═══ Material for this exercise

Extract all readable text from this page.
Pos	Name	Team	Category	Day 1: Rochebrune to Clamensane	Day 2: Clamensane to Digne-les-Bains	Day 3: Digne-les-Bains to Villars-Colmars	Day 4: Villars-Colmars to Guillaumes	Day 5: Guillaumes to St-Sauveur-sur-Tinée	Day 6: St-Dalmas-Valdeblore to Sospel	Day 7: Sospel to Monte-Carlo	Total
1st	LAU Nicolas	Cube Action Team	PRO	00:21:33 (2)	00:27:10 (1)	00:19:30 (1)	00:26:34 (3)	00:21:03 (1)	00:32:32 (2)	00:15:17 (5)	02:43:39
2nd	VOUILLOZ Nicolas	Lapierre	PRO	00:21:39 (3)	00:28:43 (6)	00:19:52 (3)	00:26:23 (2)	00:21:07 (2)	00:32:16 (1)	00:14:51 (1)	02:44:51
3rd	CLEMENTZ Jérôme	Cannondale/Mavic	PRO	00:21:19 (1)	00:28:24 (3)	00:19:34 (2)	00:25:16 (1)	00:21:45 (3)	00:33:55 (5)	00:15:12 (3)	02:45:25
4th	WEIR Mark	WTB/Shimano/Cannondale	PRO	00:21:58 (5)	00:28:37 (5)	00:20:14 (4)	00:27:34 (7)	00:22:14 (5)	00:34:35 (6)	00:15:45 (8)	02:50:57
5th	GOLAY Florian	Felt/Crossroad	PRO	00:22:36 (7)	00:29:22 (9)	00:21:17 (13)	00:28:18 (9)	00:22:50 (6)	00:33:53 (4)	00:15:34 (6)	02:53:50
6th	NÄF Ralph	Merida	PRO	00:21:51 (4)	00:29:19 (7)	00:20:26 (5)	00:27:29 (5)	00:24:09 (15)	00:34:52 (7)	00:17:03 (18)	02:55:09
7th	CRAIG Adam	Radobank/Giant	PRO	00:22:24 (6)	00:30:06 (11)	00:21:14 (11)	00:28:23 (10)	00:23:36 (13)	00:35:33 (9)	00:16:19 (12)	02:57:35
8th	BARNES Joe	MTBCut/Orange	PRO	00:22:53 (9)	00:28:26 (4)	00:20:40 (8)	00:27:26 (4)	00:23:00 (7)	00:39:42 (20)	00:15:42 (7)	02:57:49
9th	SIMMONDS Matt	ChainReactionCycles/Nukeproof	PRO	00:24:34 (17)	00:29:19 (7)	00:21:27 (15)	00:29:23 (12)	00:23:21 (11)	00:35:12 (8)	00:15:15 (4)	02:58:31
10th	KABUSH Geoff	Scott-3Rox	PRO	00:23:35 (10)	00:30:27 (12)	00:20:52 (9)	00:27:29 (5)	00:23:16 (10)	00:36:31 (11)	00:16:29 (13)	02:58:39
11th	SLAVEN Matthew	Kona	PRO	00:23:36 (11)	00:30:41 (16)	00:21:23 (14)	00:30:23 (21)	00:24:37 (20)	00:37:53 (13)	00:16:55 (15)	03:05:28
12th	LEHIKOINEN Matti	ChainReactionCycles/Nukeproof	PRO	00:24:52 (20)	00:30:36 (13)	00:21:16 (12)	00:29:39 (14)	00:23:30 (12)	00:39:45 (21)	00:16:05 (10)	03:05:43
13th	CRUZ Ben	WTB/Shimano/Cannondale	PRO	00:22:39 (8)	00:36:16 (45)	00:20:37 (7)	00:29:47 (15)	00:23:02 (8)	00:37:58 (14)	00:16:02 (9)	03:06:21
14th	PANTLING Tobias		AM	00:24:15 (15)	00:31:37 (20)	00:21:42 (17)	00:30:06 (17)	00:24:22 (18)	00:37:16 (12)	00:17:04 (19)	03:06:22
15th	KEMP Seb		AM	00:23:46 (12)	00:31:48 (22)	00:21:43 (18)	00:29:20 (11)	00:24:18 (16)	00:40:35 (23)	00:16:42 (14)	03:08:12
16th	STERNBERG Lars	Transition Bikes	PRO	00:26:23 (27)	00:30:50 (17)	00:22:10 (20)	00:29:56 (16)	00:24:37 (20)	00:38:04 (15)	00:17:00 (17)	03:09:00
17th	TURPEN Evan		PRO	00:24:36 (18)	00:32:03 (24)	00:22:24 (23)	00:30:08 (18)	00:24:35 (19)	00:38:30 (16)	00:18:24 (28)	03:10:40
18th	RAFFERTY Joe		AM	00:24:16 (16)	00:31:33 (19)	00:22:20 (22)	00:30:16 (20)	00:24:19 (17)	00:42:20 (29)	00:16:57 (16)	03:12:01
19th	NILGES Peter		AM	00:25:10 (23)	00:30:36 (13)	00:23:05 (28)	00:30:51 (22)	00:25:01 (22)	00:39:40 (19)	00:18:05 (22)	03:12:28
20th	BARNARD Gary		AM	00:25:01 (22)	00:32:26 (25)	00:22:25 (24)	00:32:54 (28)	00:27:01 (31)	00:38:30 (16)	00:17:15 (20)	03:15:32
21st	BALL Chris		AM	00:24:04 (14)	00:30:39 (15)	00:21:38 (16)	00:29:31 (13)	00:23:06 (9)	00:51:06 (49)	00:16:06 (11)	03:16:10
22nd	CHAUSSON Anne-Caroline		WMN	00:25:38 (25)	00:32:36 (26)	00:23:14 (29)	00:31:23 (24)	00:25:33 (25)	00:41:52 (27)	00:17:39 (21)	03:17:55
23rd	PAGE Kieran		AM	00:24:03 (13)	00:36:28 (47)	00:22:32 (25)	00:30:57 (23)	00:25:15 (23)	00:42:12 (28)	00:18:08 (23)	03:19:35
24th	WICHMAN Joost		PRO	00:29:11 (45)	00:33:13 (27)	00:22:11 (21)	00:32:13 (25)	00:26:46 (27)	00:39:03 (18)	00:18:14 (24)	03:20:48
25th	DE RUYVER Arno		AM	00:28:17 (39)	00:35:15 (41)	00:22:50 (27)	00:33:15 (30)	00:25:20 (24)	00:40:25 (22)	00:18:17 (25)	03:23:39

══════

_What you have to do:_ Output the records above in their entirety, exactly.

_Exercise result:_
Extract all readable text from this page.
Pos	Name	Team	Category	Day 1: Rochebrune to Clamensane	Day 2: Clamensane to Digne-les-Bains	Day 3: Digne-les-Bains to Villars-Colmars	Day 4: Villars-Colmars to Guillaumes	Day 5: Guillaumes to St-Sauveur-sur-Tinée	Day 6: St-Dalmas-Valdeblore to Sospel	Day 7: Sospel to Monte-Carlo	Total
1st	LAU Nicolas	Cube Action Team	PRO	00:21:33 (2)	00:27:10 (1)	00:19:30 (1)	00:26:34 (3)	00:21:03 (1)	00:32:32 (2)	00:15:17 (5)	02:43:39
2nd	VOUILLOZ Nicolas	Lapierre	PRO	00:21:39 (3)	00:28:43 (6)	00:19:52 (3)	00:26:23 (2)	00:21:07 (2)	00:32:16 (1)	00:14:51 (1)	02:44:51
3rd	CLEMENTZ Jérôme	Cannondale/Mavic	PRO	00:21:19 (1)	00:28:24 (3)	00:19:34 (2)	00:25:16 (1)	00:21:45 (3)	00:33:55 (5)	00:15:12 (3)	02:45:25
4th	WEIR Mark	WTB/Shimano/Cannondale	PRO	00:21:58 (5)	00:28:37 (5)	00:20:14 (4)	00:27:34 (7)	00:22:14 (5)	00:34:35 (6)	00:15:45 (8)	02:50:57
5th	GOLAY Florian	Felt/Crossroad	PRO	00:22:36 (7)	00:29:22 (9)	00:21:17 (13)	00:28:18 (9)	00:22:50 (6)	00:33:53 (4)	00:15:34 (6)	02:53:50
6th	NÄF Ralph	Merida	PRO	00:21:51 (4)	00:29:19 (7)	00:20:26 (5)	00:27:29 (5)	00:24:09 (15)	00:34:52 (7)	00:17:03 (18)	02:55:09
7th	CRAIG Adam	Radobank/Giant	PRO	00:22:24 (6)	00:30:06 (11)	00:21:14 (11)	00:28:23 (10)	00:23:36 (13)	00:35:33 (9)	00:16:19 (12)	02:57:35
8th	BARNES Joe	MTBCut/Orange	PRO	00:22:53 (9)	00:28:26 (4)	00:20:40 (8)	00:27:26 (4)	00:23:00 (7)	00:39:42 (20)	00:15:42 (7)	02:57:49
9th	SIMMONDS Matt	ChainReactionCycles/Nukeproof	PRO	00:24:34 (17)	00:29:19 (7)	00:21:27 (15)	00:29:23 (12)	00:23:21 (11)	00:35:12 (8)	00:15:15 (4)	02:58:31
10th	KABUSH Geoff	Scott-3Rox	PRO	00:23:35 (10)	00:30:27 (12)	00:20:52 (9)	00:27:29 (5)	00:23:16 (10)	00:36:31 (11)	00:16:29 (13)	02:58:39
11th	SLAVEN Matthew	Kona	PRO	00:23:36 (11)	00:30:41 (16)	00:21:23 (14)	00:30:23 (21)	00:24:37 (20)	00:37:53 (13)	00:16:55 (15)	03:05:28
12th	LEHIKOINEN Matti	ChainReactionCycles/Nukeproof	PRO	00:24:52 (20)	00:30:36 (13)	00:21:16 (12)	00:29:39 (14)	00:23:30 (12)	00:39:45 (21)	00:16:05 (10)	03:05:43
13th	CRUZ Ben	WTB/Shimano/Cannondale	PRO	00:22:39 (8)	00:36:16 (45)	00:20:37 (7)	00:29:47 (15)	00:23:02 (8)	00:37:58 (14)	00:16:02 (9)	03:06:21
14th	PANTLING Tobias		AM	00:24:15 (15)	00:31:37 (20)	00:21:42 (17)	00:30:06 (17)	00:24:22 (18)	00:37:16 (12)	00:17:04 (19)	03:06:22
15th	KEMP Seb		AM	00:23:46 (12)	00:31:48 (22)	00:21:43 (18)	00:29:20 (11)	00:24:18 (16)	00:40:35 (23)	00:16:42 (14)	03:08:12
16th	STERNBERG Lars	Transition Bikes	PRO	00:26:23 (27)	00:30:50 (17)	00:22:10 (20)	00:29:56 (16)	00:24:37 (20)	00:38:04 (15)	00:17:00 (17)	03:09:00
17th	TURPEN Evan		PRO	00:24:36 (18)	00:32:03 (24)	00:22:24 (23)	00:30:08 (18)	00:24:35 (19)	00:38:30 (16)	00:18:24 (28)	03:10:40
18th	RAFFERTY Joe		AM	00:24:16 (16)	00:31:33 (19)	00:22:20 (22)	00:30:16 (20)	00:24:19 (17)	00:42:20 (29)	00:16:57 (16)	03:12:01
19th	NILGES Peter		AM	00:25:10 (23)	00:30:36 (13)	00:23:05 (28)	00:30:51 (22)	00:25:01 (22)	00:39:40 (19)	00:18:05 (22)	03:12:28
20th	BARNARD Gary		AM	00:25:01 (22)	00:32:26 (25)	00:22:25 (24)	00:32:54 (28)	00:27:01 (31)	00:38:30 (16)	00:17:15 (20)	03:15:32
21st	BALL Chris		AM	00:24:04 (14)	00:30:39 (15)	00:21:38 (16)	00:29:31 (13)	00:23:06 (9)	00:51:06 (49)	00:16:06 (11)	03:16:10
22nd	CHAUSSON Anne-Caroline		WMN	00:25:38 (25)	00:32:36 (26)	00:23:14 (29)	00:31:23 (24)	00:25:33 (25)	00:41:52 (27)	00:17:39 (21)	03:17:55
23rd	PAGE Kieran		AM	00:24:03 (13)	00:36:28 (47)	00:22:32 (25)	00:30:57 (23)	00:25:15 (23)	00:42:12 (28)	00:18:08 (23)	03:19:35
24th	WICHMAN Joost		PRO	00:29:11 (45)	00:33:13 (27)	00:22:11 (21)	00:32:13 (25)	00:26:46 (27)	00:39:03 (18)	00:18:14 (24)	03:20:48
25th	DE RUYVER Arno		AM	00:28:17 (39)	00:35:15 (41)	00:22:50 (27)	00:33:15 (30)	00:25:20 (24)	00:40:25 (22)	00:18:17 (25)	03:23:39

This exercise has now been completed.